DATA ENTRIES →
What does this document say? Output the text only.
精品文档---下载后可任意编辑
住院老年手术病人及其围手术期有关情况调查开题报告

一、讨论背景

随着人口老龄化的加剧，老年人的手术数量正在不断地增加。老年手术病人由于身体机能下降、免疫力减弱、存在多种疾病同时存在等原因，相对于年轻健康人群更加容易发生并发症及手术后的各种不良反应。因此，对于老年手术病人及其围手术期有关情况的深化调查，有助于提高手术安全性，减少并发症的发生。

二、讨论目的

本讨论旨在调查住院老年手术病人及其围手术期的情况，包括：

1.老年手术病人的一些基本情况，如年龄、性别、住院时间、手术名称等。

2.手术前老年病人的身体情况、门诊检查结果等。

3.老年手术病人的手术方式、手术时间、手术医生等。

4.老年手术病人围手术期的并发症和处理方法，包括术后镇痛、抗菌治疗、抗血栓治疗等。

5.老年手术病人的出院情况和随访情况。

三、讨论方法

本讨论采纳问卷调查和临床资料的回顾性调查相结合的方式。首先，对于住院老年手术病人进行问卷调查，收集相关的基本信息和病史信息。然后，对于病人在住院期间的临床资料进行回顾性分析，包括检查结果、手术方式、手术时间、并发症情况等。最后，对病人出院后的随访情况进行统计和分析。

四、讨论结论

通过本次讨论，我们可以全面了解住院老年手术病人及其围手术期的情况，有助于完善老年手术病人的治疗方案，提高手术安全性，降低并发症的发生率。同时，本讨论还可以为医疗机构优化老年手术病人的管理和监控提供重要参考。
==
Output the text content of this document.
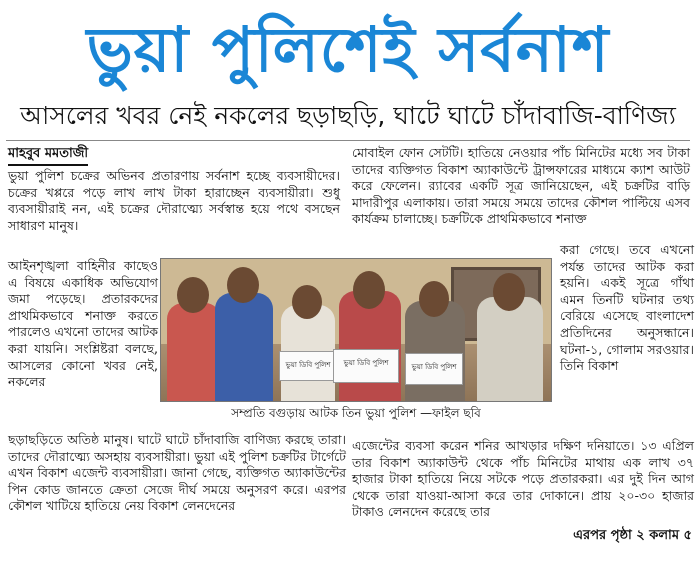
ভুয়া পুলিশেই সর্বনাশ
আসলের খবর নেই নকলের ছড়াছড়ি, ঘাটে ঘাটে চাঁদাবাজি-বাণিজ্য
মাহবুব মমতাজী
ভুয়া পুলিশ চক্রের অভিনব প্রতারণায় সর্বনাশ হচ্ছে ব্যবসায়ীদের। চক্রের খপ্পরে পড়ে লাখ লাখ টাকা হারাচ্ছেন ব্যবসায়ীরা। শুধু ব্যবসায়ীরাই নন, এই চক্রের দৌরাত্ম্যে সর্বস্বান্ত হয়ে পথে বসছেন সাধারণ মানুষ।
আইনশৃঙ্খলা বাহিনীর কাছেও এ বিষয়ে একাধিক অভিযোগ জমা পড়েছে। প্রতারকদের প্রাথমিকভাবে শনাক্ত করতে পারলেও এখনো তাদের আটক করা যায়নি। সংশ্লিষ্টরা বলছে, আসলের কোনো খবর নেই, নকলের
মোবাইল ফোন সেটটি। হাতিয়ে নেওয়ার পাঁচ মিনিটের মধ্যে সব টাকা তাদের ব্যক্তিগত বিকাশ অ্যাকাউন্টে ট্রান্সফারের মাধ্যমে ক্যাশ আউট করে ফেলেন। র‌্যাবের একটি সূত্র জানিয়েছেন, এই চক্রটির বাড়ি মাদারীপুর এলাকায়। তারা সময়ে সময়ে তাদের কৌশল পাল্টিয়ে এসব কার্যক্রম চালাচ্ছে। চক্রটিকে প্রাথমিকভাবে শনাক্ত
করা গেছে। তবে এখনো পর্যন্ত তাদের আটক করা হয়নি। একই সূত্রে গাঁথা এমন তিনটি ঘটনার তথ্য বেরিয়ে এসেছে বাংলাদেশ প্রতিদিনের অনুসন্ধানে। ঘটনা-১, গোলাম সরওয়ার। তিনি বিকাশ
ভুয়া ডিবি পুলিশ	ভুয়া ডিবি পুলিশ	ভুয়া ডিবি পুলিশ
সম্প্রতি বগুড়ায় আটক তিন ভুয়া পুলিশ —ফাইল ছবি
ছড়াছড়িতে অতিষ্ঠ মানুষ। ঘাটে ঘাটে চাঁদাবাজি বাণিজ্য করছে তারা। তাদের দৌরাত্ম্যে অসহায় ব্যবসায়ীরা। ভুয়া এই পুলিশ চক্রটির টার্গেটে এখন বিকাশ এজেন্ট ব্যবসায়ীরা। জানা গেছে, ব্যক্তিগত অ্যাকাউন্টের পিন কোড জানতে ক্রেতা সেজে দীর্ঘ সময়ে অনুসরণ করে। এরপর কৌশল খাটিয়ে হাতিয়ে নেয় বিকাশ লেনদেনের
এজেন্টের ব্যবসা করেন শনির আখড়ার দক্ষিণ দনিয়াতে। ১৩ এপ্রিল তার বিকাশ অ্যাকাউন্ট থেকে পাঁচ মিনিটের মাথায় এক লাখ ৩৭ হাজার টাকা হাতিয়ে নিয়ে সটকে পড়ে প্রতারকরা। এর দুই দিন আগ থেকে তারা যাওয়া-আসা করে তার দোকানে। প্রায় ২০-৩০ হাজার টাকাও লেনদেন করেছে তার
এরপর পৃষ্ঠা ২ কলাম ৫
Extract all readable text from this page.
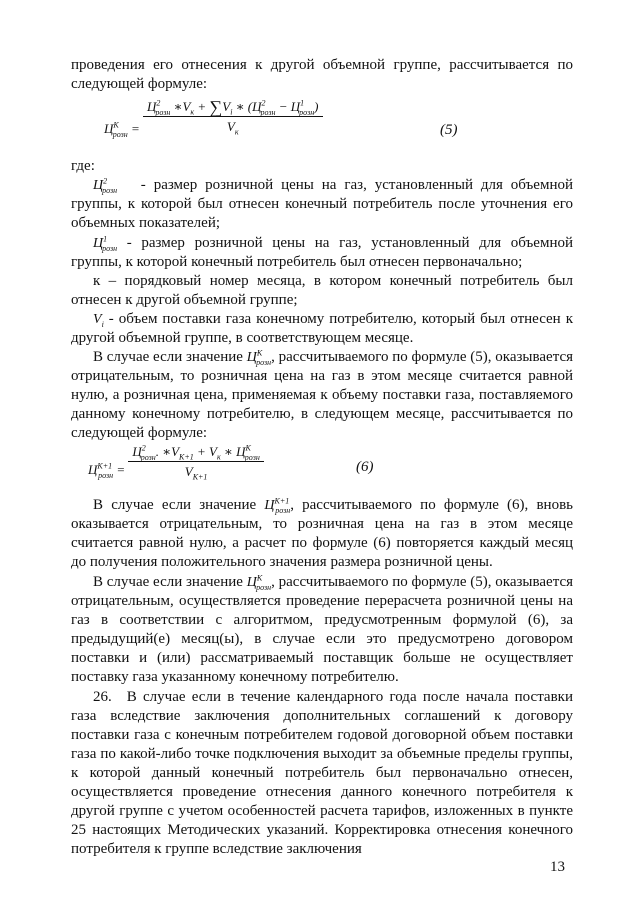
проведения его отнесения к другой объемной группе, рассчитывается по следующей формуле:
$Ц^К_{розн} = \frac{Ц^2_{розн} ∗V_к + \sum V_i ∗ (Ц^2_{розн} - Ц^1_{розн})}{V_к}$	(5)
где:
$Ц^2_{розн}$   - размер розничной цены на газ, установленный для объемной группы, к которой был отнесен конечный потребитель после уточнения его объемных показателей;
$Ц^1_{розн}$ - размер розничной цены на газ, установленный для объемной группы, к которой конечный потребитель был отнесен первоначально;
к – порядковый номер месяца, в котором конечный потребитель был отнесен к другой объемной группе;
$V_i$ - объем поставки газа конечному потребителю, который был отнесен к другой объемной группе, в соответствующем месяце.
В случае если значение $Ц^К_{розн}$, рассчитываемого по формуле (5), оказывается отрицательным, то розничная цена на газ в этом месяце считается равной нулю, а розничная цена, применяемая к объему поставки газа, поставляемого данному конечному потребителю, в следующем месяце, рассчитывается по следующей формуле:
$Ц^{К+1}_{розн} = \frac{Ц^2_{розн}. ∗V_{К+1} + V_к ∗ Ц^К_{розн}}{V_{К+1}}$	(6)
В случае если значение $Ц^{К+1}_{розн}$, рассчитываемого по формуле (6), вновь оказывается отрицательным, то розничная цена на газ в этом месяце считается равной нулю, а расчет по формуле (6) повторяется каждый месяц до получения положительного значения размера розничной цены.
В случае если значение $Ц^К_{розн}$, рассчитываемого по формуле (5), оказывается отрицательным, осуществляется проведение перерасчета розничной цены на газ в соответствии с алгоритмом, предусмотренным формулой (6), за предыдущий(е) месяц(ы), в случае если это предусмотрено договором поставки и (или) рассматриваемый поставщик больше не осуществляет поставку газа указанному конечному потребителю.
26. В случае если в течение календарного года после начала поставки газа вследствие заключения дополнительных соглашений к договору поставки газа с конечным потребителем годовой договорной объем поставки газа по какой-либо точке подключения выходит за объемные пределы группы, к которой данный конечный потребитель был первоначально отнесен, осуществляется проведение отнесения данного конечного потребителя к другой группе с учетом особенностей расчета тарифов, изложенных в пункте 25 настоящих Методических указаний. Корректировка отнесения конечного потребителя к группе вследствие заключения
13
...
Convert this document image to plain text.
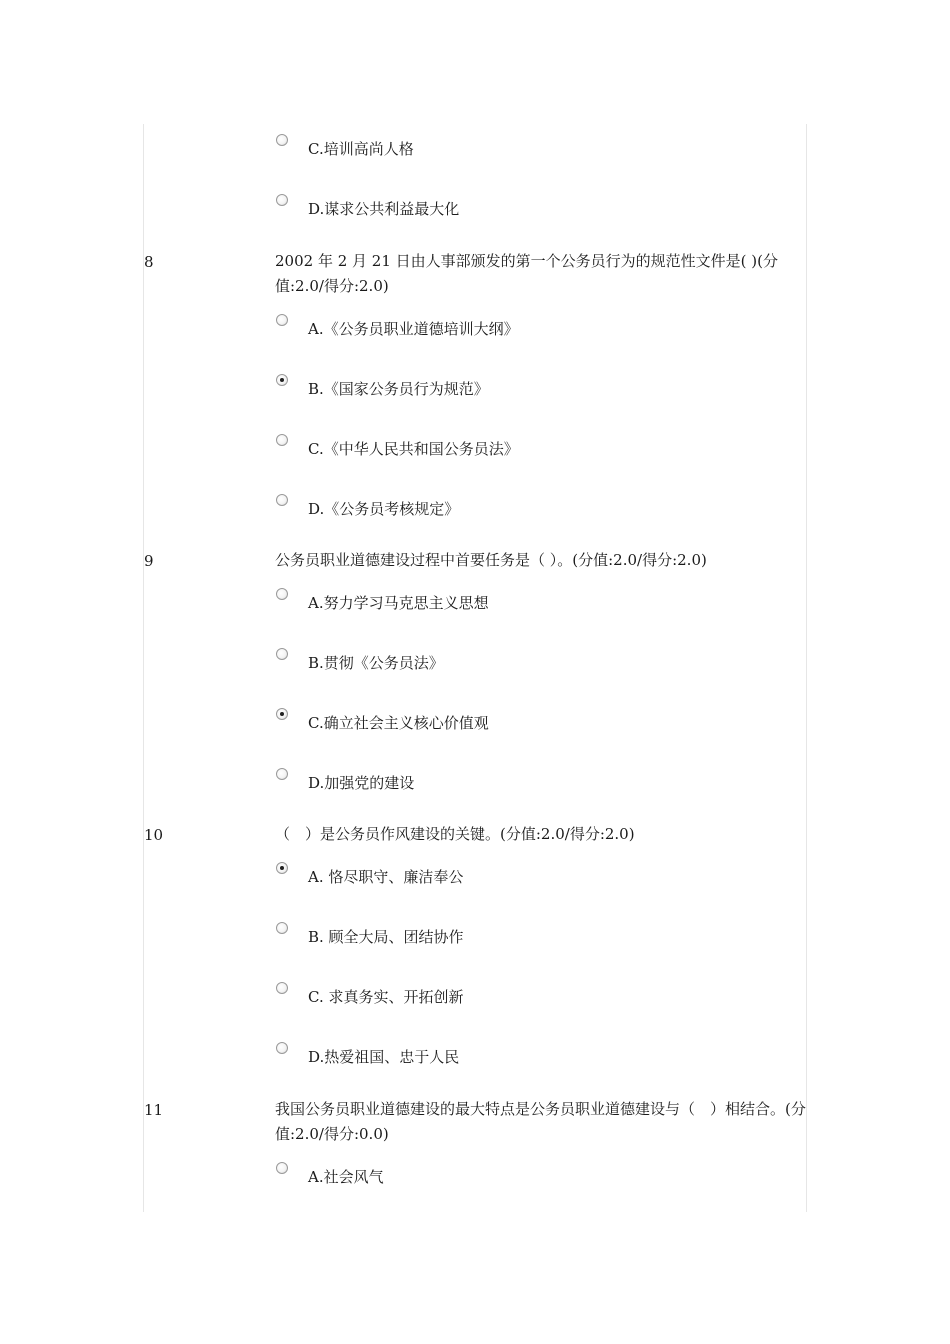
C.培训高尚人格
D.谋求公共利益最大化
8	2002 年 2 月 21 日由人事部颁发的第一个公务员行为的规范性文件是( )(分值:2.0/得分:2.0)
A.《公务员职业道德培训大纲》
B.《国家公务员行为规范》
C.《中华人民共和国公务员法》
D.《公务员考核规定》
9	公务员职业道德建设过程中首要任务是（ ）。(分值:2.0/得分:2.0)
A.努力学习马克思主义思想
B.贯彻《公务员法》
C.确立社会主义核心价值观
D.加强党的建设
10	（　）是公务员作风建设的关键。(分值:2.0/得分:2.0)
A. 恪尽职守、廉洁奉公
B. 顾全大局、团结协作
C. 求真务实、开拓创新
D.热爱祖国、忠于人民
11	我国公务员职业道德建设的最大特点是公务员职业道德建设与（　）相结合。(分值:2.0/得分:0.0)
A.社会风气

WHAT YOU ARE ASKED TO DO → Gather up the lines containing the word "отнесения" from these records and copy them.

FINISHED ANSWER →
проведения его отнесения к другой объемной группе, рассчитывается по следующей формуле:
26. В случае если в течение календарного года после начала поставки газа вследствие заключения дополнительных соглашений к договору поставки газа с конечным потребителем годовой договорной объем поставки газа по какой-либо точке подключения выходит за объемные пределы группы, к которой данный конечный потребитель был первоначально отнесен, осуществляется проведение отнесения данного конечного потребителя к другой группе с учетом особенностей расчета тарифов, изложенных в пункте 25 настоящих Методических указаний. Корректировка отнесения конечного потребителя к группе вследствие заключения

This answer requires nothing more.